Task objective. Review the listing and copy each line that holds the word "icon".

▽

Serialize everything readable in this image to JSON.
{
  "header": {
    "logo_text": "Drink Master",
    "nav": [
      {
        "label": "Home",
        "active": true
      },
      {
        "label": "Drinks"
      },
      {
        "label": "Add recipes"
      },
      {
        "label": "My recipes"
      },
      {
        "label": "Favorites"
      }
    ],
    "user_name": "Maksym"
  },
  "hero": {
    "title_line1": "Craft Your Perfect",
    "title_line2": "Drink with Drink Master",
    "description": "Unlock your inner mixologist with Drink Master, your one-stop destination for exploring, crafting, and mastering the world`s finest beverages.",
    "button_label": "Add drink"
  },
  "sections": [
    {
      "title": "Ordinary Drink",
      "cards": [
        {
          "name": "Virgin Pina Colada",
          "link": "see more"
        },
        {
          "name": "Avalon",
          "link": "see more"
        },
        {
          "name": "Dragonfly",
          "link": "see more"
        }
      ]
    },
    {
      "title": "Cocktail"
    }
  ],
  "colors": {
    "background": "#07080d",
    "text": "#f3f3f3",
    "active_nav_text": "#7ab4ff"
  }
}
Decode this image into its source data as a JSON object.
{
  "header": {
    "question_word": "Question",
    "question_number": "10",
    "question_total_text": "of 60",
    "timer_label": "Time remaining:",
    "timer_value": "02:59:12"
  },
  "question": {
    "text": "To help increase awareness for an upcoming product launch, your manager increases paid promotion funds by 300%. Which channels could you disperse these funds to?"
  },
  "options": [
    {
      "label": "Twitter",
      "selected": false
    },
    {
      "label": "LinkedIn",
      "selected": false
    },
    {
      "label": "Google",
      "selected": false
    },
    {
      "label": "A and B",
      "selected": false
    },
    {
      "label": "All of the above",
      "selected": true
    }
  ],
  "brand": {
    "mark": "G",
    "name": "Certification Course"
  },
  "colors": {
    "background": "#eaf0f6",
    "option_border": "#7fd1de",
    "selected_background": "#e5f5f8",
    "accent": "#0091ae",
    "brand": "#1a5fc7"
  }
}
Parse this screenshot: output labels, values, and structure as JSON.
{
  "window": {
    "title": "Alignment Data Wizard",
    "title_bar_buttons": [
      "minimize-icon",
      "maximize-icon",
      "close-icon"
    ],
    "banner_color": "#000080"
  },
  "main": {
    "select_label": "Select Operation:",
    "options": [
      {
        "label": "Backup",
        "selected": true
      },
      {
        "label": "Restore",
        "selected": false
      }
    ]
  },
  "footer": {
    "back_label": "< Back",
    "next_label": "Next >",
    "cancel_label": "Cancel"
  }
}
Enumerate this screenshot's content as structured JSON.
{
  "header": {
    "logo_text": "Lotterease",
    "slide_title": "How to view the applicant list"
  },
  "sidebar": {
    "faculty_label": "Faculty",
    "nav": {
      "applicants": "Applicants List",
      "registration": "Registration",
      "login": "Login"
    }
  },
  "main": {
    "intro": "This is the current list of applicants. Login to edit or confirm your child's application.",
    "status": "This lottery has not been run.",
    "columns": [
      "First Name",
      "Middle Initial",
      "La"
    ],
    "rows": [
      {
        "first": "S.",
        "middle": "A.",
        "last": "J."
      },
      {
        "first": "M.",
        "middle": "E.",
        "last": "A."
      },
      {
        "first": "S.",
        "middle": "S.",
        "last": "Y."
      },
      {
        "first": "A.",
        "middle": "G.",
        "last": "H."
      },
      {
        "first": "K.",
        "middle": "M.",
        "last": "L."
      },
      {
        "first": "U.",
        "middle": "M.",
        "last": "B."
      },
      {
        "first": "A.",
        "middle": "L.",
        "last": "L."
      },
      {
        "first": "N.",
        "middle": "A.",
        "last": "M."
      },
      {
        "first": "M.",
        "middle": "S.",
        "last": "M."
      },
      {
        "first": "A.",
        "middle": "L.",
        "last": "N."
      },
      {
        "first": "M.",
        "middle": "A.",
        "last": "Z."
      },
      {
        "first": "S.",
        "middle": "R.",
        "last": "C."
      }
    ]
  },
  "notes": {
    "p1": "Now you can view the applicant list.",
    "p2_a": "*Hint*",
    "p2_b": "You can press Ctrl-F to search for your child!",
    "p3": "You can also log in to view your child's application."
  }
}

△

Task output.
      "minimize-icon",
      "maximize-icon",
      "close-icon"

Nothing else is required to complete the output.